(Supplied passage begins)
But, these vendors are under pressure from their investors, both public and private, to market themselves to best maximize industry valuations. This corporate reality often results in organizations presenting themselves as something they are not, and ultimately, it’s the client that pays with a bad partnership decision.

What are the distinguishing characteristics between Service Bureaus and HCM Technology Providers?

Service Bureaus cater to the bell curve of customer requirements—our industry calls this a vanillaservice model of product and service capabilities “in the box”. A packaged product and service model with an assembly-line support infrastructure, built for significant volume, that generally yields improved profitability, but this means that all customers have to be placed into “the box” or the business model breaks down and the customer experience is impacted. The good news for the industry and for HR Executives alike is that the technology offered by the top tier Service Bureaus generally delivers significant functionality with a level of configurability that serves a broad base of customers. So essentially the “box” has gotten bigger and for thousands of customers the “box” works well and their business objectives are being met.
(Supplied passage ends)
Exercise directions =
In the passage on Service Bureaus, what happens if customers are not placed into "the box"? The items are separate material and have no connection to the passage.
(Entries supplied begins)
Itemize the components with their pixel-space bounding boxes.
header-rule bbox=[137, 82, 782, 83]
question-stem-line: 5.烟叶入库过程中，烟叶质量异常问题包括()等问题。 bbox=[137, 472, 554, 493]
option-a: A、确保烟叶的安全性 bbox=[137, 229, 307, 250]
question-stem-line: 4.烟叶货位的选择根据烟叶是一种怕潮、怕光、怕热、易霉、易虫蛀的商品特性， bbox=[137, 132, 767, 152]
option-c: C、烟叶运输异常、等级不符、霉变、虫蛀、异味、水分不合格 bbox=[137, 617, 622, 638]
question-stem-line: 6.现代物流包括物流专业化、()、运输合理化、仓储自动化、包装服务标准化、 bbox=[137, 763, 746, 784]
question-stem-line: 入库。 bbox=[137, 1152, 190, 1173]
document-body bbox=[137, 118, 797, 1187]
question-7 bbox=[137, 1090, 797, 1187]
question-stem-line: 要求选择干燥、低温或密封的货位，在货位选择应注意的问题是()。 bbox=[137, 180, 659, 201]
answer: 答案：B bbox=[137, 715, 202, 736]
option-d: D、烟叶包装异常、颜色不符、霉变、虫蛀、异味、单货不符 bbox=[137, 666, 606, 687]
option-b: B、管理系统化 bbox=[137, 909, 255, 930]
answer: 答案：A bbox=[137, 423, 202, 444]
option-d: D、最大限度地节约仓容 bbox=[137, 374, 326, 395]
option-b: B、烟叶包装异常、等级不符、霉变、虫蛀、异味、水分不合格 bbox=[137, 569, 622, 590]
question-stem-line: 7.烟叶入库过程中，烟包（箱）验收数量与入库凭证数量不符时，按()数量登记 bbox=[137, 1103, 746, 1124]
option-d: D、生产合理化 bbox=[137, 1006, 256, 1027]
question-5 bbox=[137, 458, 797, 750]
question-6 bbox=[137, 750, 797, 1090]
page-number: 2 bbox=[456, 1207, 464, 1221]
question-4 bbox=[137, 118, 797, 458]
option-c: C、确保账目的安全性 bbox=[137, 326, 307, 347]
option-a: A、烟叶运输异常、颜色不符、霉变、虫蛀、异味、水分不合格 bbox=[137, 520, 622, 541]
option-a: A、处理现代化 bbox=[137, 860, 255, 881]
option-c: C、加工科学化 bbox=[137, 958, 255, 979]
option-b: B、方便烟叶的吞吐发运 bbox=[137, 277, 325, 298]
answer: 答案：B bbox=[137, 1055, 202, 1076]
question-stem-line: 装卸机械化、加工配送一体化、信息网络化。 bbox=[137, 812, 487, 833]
(Entries supplied ends)
Problem solution =
The business model breaks down and the customer experience is impacted.